Copy out the full forum question about filtering divs with BeautifulSoup's SoupStrainer, keeping every line, character and piece of code unchanged.

**Selected excerpt**

+ + + + + + +

I have some simple code...
from bs4 import BeautifulSoup, SoupStrainer
text = """<!DOCTYPE html PUBLIC "-//W3C//DTD XHTML 1.0 Transitional//EN" "http://www.w3.org/TR/xhtml1/DTD/xhtml1-transitional.dtd">
<div></div>
<div class='detail'></div>
<div></div>
<div class='detail'></div>
<div></div>"""
for div in BeautifulSoup(text, 'lxml', parse_only = SoupStrainer('div', attrs = { 'class': 'detail' })):
print(div)
...which I expect to print two divs with class 'detail'. Instead, I get the two divs and the doctype, for some reason:
html PUBLIC "-//W3C//DTD XHTML 1.0 Transitional//EN" "http://www.w3.org/TR/xhtml1/DTD/xhtml1-transitional.dtd"
<div class="detail"></div>
<div class="detail"></div>
What's happening here? How can I avoid matching the doctype?

+ + + + + + +

**Listing**

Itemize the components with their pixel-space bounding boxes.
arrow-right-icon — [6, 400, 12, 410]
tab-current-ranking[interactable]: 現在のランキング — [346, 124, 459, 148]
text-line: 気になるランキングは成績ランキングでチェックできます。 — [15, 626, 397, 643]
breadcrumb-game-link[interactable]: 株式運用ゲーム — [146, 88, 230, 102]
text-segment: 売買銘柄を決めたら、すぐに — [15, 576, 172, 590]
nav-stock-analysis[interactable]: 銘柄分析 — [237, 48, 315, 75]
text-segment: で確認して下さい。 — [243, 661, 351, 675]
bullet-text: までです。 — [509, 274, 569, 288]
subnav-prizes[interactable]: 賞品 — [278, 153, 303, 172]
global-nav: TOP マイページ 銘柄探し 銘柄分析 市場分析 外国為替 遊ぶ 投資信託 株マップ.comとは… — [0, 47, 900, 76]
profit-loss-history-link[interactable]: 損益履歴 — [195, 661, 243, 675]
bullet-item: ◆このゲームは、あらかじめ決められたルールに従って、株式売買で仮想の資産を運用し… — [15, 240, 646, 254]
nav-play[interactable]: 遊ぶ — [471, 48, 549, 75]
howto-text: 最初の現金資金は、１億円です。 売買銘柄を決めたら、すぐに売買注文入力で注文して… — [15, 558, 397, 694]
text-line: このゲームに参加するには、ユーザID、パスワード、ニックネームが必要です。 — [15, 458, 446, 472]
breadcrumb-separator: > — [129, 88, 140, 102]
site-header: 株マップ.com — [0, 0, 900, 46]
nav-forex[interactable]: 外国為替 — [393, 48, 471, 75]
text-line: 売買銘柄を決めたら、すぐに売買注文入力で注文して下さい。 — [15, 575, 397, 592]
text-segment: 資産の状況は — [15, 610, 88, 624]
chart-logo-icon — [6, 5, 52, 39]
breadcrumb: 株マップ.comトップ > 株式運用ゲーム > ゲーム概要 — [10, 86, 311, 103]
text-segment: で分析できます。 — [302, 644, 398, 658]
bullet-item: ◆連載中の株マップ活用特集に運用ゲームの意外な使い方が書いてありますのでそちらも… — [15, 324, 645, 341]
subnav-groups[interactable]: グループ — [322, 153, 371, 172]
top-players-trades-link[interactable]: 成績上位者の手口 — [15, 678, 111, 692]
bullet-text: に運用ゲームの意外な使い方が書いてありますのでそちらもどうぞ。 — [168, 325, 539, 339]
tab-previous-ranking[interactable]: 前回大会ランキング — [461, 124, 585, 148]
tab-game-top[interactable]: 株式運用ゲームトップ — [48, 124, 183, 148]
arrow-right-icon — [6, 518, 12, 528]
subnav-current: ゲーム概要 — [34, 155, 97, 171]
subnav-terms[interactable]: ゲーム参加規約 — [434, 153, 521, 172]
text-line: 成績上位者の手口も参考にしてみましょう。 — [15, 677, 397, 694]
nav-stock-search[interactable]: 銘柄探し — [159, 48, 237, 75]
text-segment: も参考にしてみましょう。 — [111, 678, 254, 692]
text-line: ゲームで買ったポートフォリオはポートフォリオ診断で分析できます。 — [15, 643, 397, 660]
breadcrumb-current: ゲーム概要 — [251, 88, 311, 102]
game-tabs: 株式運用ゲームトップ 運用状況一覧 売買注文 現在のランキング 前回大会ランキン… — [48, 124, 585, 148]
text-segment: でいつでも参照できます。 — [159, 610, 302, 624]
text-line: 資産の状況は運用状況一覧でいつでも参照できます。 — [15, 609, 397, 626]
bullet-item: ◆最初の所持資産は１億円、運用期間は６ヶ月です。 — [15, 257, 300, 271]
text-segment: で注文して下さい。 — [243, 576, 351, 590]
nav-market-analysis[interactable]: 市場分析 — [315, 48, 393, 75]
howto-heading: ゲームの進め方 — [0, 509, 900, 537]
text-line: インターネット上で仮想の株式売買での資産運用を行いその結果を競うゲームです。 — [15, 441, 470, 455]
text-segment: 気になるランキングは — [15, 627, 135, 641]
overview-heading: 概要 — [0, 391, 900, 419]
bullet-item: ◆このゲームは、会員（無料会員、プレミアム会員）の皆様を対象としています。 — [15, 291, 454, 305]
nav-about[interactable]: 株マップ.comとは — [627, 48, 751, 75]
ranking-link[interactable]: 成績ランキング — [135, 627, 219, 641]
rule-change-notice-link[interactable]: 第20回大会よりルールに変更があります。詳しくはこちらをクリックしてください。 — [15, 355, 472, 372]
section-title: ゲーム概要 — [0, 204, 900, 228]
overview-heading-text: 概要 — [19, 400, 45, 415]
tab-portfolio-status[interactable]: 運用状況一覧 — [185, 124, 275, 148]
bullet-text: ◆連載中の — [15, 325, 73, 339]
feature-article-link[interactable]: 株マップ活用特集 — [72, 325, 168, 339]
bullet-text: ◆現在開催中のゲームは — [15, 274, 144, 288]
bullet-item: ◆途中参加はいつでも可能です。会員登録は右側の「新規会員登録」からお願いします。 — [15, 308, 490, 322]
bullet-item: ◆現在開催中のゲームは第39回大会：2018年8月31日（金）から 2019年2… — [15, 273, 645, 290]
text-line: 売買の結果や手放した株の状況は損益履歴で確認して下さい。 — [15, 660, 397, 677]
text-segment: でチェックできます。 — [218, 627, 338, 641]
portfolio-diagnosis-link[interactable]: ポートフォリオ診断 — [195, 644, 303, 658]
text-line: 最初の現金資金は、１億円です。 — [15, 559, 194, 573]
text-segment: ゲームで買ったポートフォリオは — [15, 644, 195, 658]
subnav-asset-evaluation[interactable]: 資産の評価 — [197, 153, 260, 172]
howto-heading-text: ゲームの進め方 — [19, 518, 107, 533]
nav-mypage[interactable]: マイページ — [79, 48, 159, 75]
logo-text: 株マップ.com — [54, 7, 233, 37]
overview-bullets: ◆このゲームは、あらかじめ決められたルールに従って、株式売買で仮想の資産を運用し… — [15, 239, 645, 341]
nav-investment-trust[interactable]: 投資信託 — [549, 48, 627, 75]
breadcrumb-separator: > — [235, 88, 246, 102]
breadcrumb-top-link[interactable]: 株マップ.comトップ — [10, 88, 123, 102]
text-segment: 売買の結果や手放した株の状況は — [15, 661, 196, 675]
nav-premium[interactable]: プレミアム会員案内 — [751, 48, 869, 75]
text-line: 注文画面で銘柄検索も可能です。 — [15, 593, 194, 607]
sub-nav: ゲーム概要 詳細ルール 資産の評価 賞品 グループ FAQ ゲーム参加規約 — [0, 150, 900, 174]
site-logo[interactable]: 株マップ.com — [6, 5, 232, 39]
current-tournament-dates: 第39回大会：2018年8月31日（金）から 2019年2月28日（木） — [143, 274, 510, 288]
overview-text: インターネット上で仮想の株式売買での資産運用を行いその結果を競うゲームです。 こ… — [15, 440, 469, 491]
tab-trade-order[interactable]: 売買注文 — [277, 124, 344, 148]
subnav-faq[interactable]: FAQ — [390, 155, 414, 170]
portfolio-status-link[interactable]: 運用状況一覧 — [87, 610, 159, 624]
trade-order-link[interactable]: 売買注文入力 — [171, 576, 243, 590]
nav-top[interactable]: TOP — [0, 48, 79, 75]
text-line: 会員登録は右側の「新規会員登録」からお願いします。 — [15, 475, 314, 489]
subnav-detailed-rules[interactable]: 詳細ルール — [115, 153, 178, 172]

+ + + + + + +

**Solved problem**
I have some simple code...
from bs4 import BeautifulSoup, SoupStrainer
text = """<!DOCTYPE html PUBLIC "-//W3C//DTD XHTML 1.0 Transitional//EN" "http://www.w3.org/TR/xhtml1/DTD/xhtml1-transitional.dtd">
<div></div>
<div class='detail'></div>
<div></div>
<div class='detail'></div>
<div></div>"""
for div in BeautifulSoup(text, 'lxml', parse_only = SoupStrainer('div', attrs = { 'class': 'detail' })):
print(div)
...which I expect to print two divs with class 'detail'. Instead, I get the two divs and the doctype, for some reason:
html PUBLIC "-//W3C//DTD XHTML 1.0 Transitional//EN" "http://www.w3.org/TR/xhtml1/DTD/xhtml1-transitional.dtd"
<div class="detail"></div>
<div class="detail"></div>
What's happening here? How can I avoid matching the doctype?